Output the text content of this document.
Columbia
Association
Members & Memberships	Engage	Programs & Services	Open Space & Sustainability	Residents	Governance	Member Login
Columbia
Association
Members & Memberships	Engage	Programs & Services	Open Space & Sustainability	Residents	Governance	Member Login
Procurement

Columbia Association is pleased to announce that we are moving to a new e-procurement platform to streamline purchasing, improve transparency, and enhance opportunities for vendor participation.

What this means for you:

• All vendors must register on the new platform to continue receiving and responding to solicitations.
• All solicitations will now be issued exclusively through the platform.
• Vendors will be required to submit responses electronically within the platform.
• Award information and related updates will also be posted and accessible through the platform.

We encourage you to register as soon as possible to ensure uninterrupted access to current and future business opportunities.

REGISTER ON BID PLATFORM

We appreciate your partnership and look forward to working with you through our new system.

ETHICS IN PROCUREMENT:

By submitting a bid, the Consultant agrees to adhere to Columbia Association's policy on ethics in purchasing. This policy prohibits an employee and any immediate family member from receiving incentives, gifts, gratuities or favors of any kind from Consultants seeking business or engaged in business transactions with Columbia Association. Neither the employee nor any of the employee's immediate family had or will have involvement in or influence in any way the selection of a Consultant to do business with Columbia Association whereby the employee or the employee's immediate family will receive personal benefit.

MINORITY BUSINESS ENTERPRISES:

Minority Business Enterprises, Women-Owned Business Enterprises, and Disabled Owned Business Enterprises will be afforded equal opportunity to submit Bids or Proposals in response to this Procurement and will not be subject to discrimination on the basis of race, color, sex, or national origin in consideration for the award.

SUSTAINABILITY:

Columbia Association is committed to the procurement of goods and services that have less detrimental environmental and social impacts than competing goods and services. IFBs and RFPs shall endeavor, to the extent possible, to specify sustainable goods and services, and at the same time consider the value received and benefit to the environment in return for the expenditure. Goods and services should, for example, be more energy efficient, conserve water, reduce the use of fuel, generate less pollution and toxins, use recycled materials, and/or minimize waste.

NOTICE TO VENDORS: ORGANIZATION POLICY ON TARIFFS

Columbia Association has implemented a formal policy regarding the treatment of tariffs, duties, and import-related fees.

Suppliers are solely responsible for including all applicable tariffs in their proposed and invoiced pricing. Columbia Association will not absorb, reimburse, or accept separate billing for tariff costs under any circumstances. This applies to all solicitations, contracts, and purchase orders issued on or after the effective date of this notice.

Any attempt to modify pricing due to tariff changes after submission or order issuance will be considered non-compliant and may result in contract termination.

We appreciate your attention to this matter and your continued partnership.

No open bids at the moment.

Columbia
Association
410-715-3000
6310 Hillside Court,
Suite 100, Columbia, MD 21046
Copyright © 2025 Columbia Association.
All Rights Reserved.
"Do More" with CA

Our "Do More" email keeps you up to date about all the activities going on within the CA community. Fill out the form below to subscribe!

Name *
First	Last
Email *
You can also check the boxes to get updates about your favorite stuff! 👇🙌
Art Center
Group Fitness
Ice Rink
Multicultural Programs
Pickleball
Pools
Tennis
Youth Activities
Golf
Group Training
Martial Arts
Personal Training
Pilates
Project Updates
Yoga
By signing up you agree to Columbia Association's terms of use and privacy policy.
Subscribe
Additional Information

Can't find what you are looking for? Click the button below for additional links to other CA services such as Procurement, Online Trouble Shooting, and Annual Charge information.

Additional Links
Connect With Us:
---*---
- [GOAL OF THE EXERCISE] List every line above that contains the word "your".

- [EXERCISE SOLUTION]
We appreciate your partnership and look forward to working with you through our new system.
We appreciate your attention to this matter and your continued partnership.
You can also check the boxes to get updates about your favorite stuff! 👇🙌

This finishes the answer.